### STATED TASK
Repeat the records in full and exactly, omitting pictures.

Lines of data:
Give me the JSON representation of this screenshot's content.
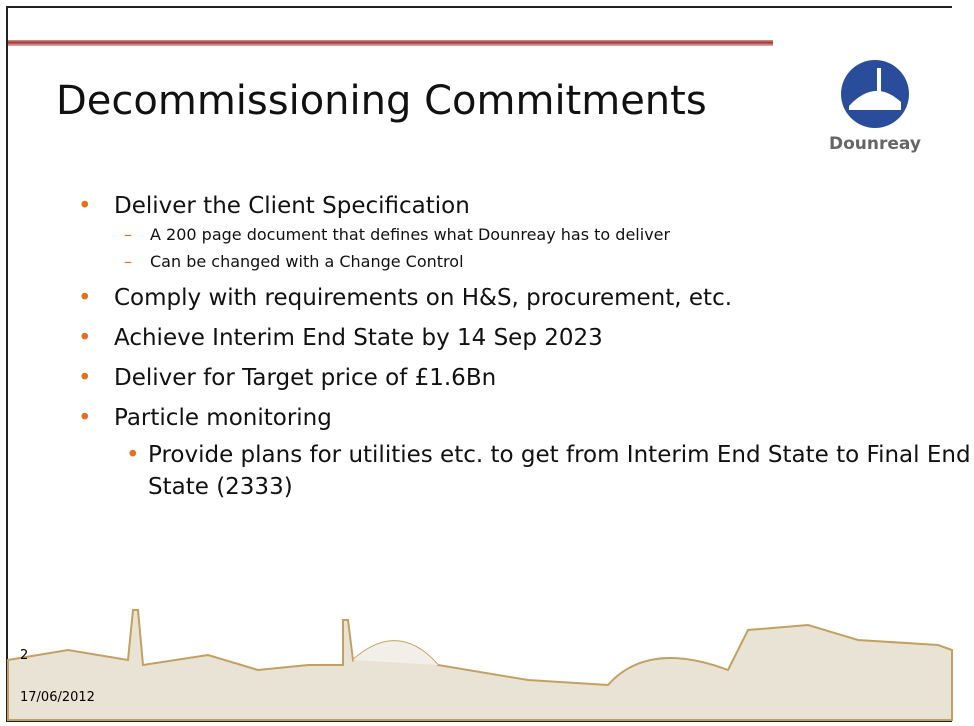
{
  "slide": {
    "title": "Decommissioning Commitments",
    "logo_text": "Dounreay",
    "bullets": [
      {
        "text": "Deliver the Client Specification",
        "sub": [
          "A 200 page document that defines what Dounreay has to deliver",
          "Can be changed with a Change Control"
        ]
      },
      {
        "text": "Comply with requirements on H&S, procurement, etc."
      },
      {
        "text": "Achieve Interim End State by 14 Sep 2023"
      },
      {
        "text": "Deliver for Target price of £1.6Bn"
      },
      {
        "text": "Particle monitoring",
        "sub2": [
          "Provide plans for utilities etc. to get from Interim End State to Final End State (2333)"
        ]
      }
    ],
    "page_number": "2",
    "date": "17/06/2012"
  }
}
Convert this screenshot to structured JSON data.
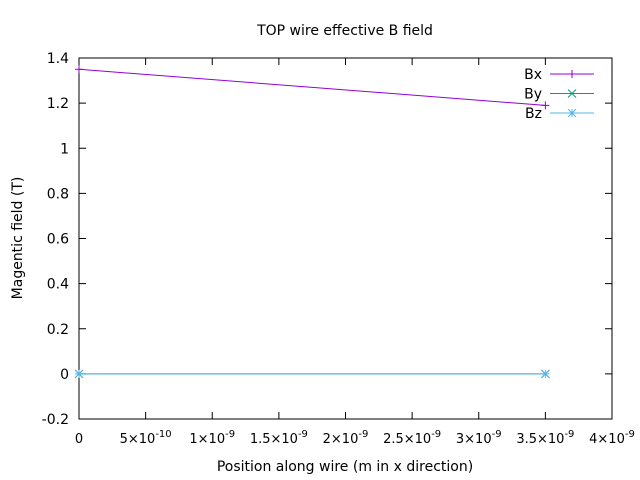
{
  "chart_data": {
    "type": "line",
    "title": "TOP wire effective B field",
    "xlabel": "Position along wire (m in x direction)",
    "ylabel": "Magentic field (T)",
    "xlim": [
      0,
      4e-09
    ],
    "ylim": [
      -0.2,
      1.4
    ],
    "x_ticks": [
      {
        "value": 0,
        "label": "0"
      },
      {
        "value": 5e-10,
        "label": "5x10-10"
      },
      {
        "value": 1e-09,
        "label": "1x10-9"
      },
      {
        "value": 1.5e-09,
        "label": "1.5x10-9"
      },
      {
        "value": 2e-09,
        "label": "2x10-9"
      },
      {
        "value": 2.5e-09,
        "label": "2.5x10-9"
      },
      {
        "value": 3e-09,
        "label": "3x10-9"
      },
      {
        "value": 3.5e-09,
        "label": "3.5x10-9"
      },
      {
        "value": 4e-09,
        "label": "4x10-9"
      }
    ],
    "y_ticks": [
      {
        "value": -0.2,
        "label": "-0.2"
      },
      {
        "value": 0,
        "label": "0"
      },
      {
        "value": 0.2,
        "label": "0.2"
      },
      {
        "value": 0.4,
        "label": "0.4"
      },
      {
        "value": 0.6,
        "label": "0.6"
      },
      {
        "value": 0.8,
        "label": "0.8"
      },
      {
        "value": 1,
        "label": "1"
      },
      {
        "value": 1.2,
        "label": "1.2"
      },
      {
        "value": 1.4,
        "label": "1.4"
      }
    ],
    "grid": false,
    "legend_position": "top-right",
    "series": [
      {
        "name": "Bx",
        "color": "#9400d3",
        "marker": "plus",
        "x": [
          0,
          3.5e-09
        ],
        "y": [
          1.35,
          1.19
        ]
      },
      {
        "name": "By",
        "color": "#009e73",
        "marker": "cross",
        "x": [
          0,
          3.5e-09
        ],
        "y": [
          0,
          0
        ]
      },
      {
        "name": "Bz",
        "color": "#56b4e9",
        "marker": "star",
        "x": [
          0,
          3.5e-09
        ],
        "y": [
          0,
          0
        ]
      }
    ]
  }
}
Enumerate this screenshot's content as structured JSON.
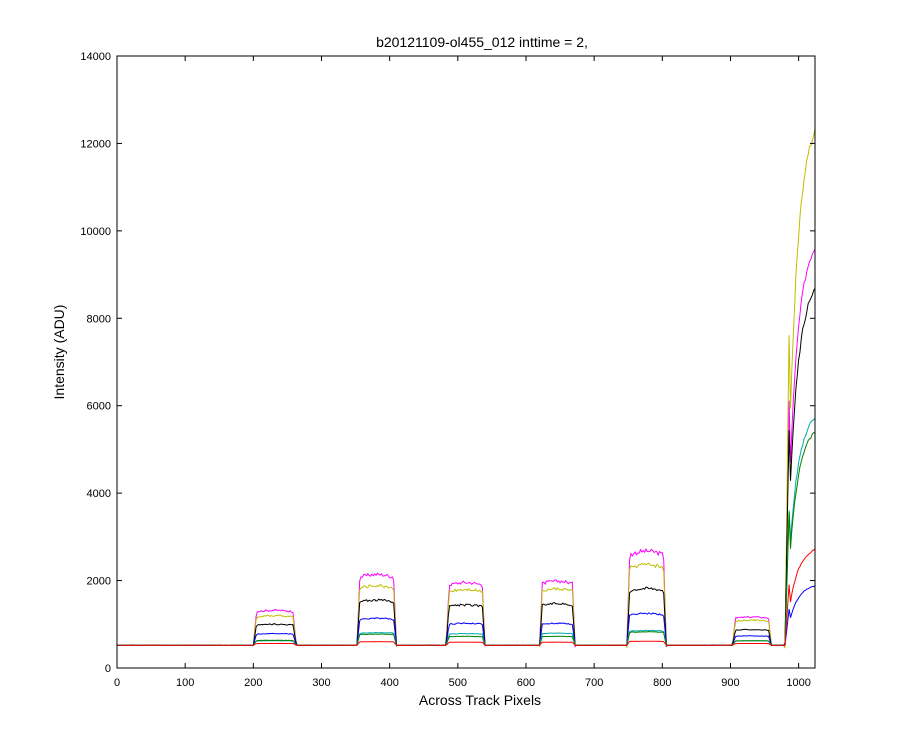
{
  "chart_data": {
    "type": "line",
    "title": "b20121109-ol455_012 inttime = 2,",
    "xlabel": "Across Track Pixels",
    "ylabel": "Intensity (ADU)",
    "xlim": [
      0,
      1024
    ],
    "ylim": [
      0,
      14000
    ],
    "xticks": [
      0,
      100,
      200,
      300,
      400,
      500,
      600,
      700,
      800,
      900,
      1000
    ],
    "yticks": [
      0,
      2000,
      4000,
      6000,
      8000,
      10000,
      12000,
      14000
    ],
    "grid": false,
    "legend": "none",
    "baseline": 520,
    "segments": [
      {
        "start": 200,
        "end": 263
      },
      {
        "start": 352,
        "end": 410
      },
      {
        "start": 483,
        "end": 540
      },
      {
        "start": 620,
        "end": 672
      },
      {
        "start": 748,
        "end": 806
      },
      {
        "start": 903,
        "end": 960
      }
    ],
    "series": [
      {
        "color": "#ff00ff",
        "plateaus": [
          1300,
          2100,
          1920,
          1950,
          2620,
          1150
        ],
        "edge": {
          "peak": 9620,
          "knee": 8500
        }
      },
      {
        "color": "#bfbf00",
        "plateaus": [
          1180,
          1850,
          1770,
          1780,
          2320,
          1080
        ],
        "edge": {
          "peak": 12250,
          "knee": 10800
        }
      },
      {
        "color": "#000000",
        "plateaus": [
          990,
          1530,
          1420,
          1450,
          1790,
          870
        ],
        "edge": {
          "peak": 8650,
          "knee": 7600
        }
      },
      {
        "color": "#0000ff",
        "plateaus": [
          780,
          1120,
          1010,
          1010,
          1230,
          730
        ],
        "edge": {
          "peak": 1880,
          "knee": 1700
        }
      },
      {
        "color": "#00aaaa",
        "plateaus": [
          620,
          800,
          780,
          790,
          850,
          620
        ],
        "edge": {
          "peak": 5720,
          "knee": 5000
        }
      },
      {
        "color": "#008000",
        "plateaus": [
          630,
          770,
          720,
          720,
          820,
          620
        ],
        "edge": {
          "peak": 5400,
          "knee": 4900
        }
      },
      {
        "color": "#ff0000",
        "plateaus": [
          560,
          600,
          590,
          590,
          610,
          560
        ],
        "edge": {
          "peak": 2700,
          "knee": 2500
        }
      }
    ]
  }
}
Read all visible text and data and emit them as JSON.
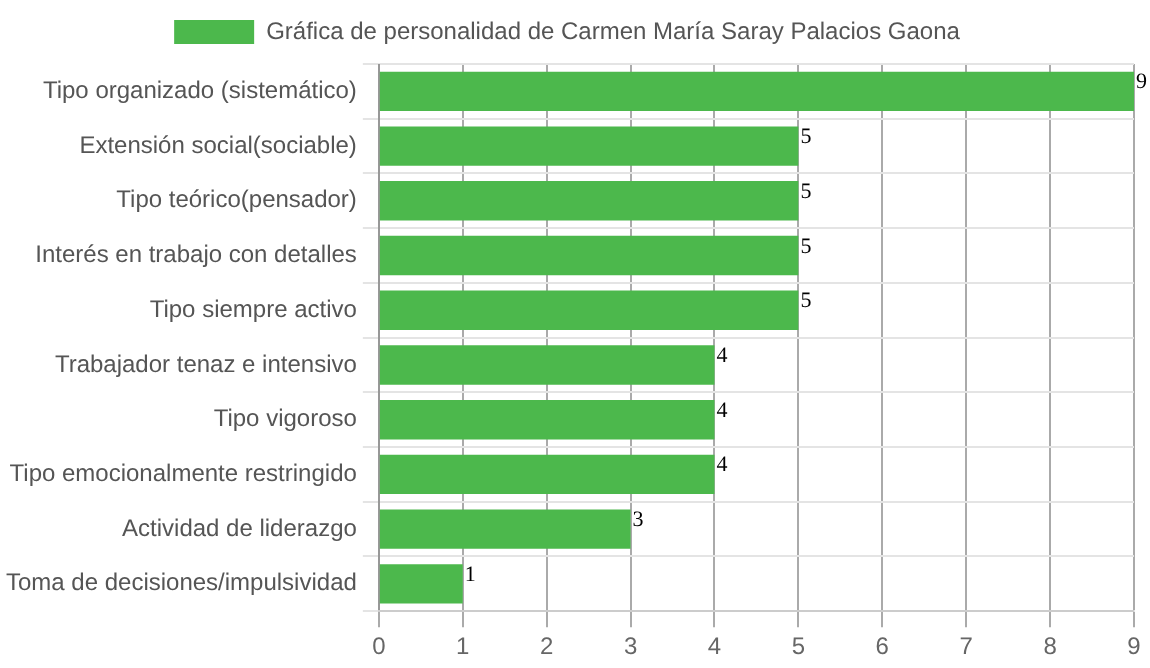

### ANSWER TO THE TASK
Give me the JSON representation of this screenshot's content.
{
  "slide": {
    "title": "Decommissioning Commitments",
    "logo_text": "Dounreay",
    "bullets": [
      {
        "text": "Deliver the Client Specification",
        "sub": [
          "A 200 page document that defines what Dounreay has to deliver",
          "Can be changed with a Change Control"
        ]
      },
      {
        "text": "Comply with requirements on H&S, procurement, etc."
      },
      {
        "text": "Achieve Interim End State by 14 Sep 2023"
      },
      {
        "text": "Deliver for Target price of £1.6Bn"
      },
      {
        "text": "Particle monitoring",
        "sub2": [
          "Provide plans for utilities etc. to get from Interim End State to Final End State (2333)"
        ]
      }
    ],
    "page_number": "2",
    "date": "17/06/2012"
  }
}
Convert this screenshot to structured JSON data.
{
  "chart_data": {
    "type": "line",
    "title": "TOP wire effective B field",
    "xlabel": "Position along wire (m in x direction)",
    "ylabel": "Magentic field (T)",
    "xlim": [
      0,
      4e-09
    ],
    "ylim": [
      -0.2,
      1.4
    ],
    "x_ticks": [
      {
        "value": 0,
        "label": "0"
      },
      {
        "value": 5e-10,
        "label": "5x10-10"
      },
      {
        "value": 1e-09,
        "label": "1x10-9"
      },
      {
        "value": 1.5e-09,
        "label": "1.5x10-9"
      },
      {
        "value": 2e-09,
        "label": "2x10-9"
      },
      {
        "value": 2.5e-09,
        "label": "2.5x10-9"
      },
      {
        "value": 3e-09,
        "label": "3x10-9"
      },
      {
        "value": 3.5e-09,
        "label": "3.5x10-9"
      },
      {
        "value": 4e-09,
        "label": "4x10-9"
      }
    ],
    "y_ticks": [
      {
        "value": -0.2,
        "label": "-0.2"
      },
      {
        "value": 0,
        "label": "0"
      },
      {
        "value": 0.2,
        "label": "0.2"
      },
      {
        "value": 0.4,
        "label": "0.4"
      },
      {
        "value": 0.6,
        "label": "0.6"
      },
      {
        "value": 0.8,
        "label": "0.8"
      },
      {
        "value": 1,
        "label": "1"
      },
      {
        "value": 1.2,
        "label": "1.2"
      },
      {
        "value": 1.4,
        "label": "1.4"
      }
    ],
    "grid": false,
    "legend_position": "top-right",
    "series": [
      {
        "name": "Bx",
        "color": "#9400d3",
        "marker": "plus",
        "x": [
          0,
          3.5e-09
        ],
        "y": [
          1.35,
          1.19
        ]
      },
      {
        "name": "By",
        "color": "#009e73",
        "marker": "cross",
        "x": [
          0,
          3.5e-09
        ],
        "y": [
          0,
          0
        ]
      },
      {
        "name": "Bz",
        "color": "#56b4e9",
        "marker": "star",
        "x": [
          0,
          3.5e-09
        ],
        "y": [
          0,
          0
        ]
      }
    ]
  }
}
Enumerate this screenshot's content as structured JSON.
{
  "chart_data": {
    "type": "line",
    "title": "b20121109-ol455_012 inttime = 2,",
    "xlabel": "Across Track Pixels",
    "ylabel": "Intensity (ADU)",
    "xlim": [
      0,
      1024
    ],
    "ylim": [
      0,
      14000
    ],
    "xticks": [
      0,
      100,
      200,
      300,
      400,
      500,
      600,
      700,
      800,
      900,
      1000
    ],
    "yticks": [
      0,
      2000,
      4000,
      6000,
      8000,
      10000,
      12000,
      14000
    ],
    "grid": false,
    "legend": "none",
    "baseline": 520,
    "segments": [
      {
        "start": 200,
        "end": 263
      },
      {
        "start": 352,
        "end": 410
      },
      {
        "start": 483,
        "end": 540
      },
      {
        "start": 620,
        "end": 672
      },
      {
        "start": 748,
        "end": 806
      },
      {
        "start": 903,
        "end": 960
      }
    ],
    "series": [
      {
        "color": "#ff00ff",
        "plateaus": [
          1300,
          2100,
          1920,
          1950,
          2620,
          1150
        ],
        "edge": {
          "peak": 9620,
          "knee": 8500
        }
      },
      {
        "color": "#bfbf00",
        "plateaus": [
          1180,
          1850,
          1770,
          1780,
          2320,
          1080
        ],
        "edge": {
          "peak": 12250,
          "knee": 10800
        }
      },
      {
        "color": "#000000",
        "plateaus": [
          990,
          1530,
          1420,
          1450,
          1790,
          870
        ],
        "edge": {
          "peak": 8650,
          "knee": 7600
        }
      },
      {
        "color": "#0000ff",
        "plateaus": [
          780,
          1120,
          1010,
          1010,
          1230,
          730
        ],
        "edge": {
          "peak": 1880,
          "knee": 1700
        }
      },
      {
        "color": "#00aaaa",
        "plateaus": [
          620,
          800,
          780,
          790,
          850,
          620
        ],
        "edge": {
          "peak": 5720,
          "knee": 5000
        }
      },
      {
        "color": "#008000",
        "plateaus": [
          630,
          770,
          720,
          720,
          820,
          620
        ],
        "edge": {
          "peak": 5400,
          "knee": 4900
        }
      },
      {
        "color": "#ff0000",
        "plateaus": [
          560,
          600,
          590,
          590,
          610,
          560
        ],
        "edge": {
          "peak": 2700,
          "knee": 2500
        }
      }
    ]
  }
}
Read all visible text and data and emit them as JSON.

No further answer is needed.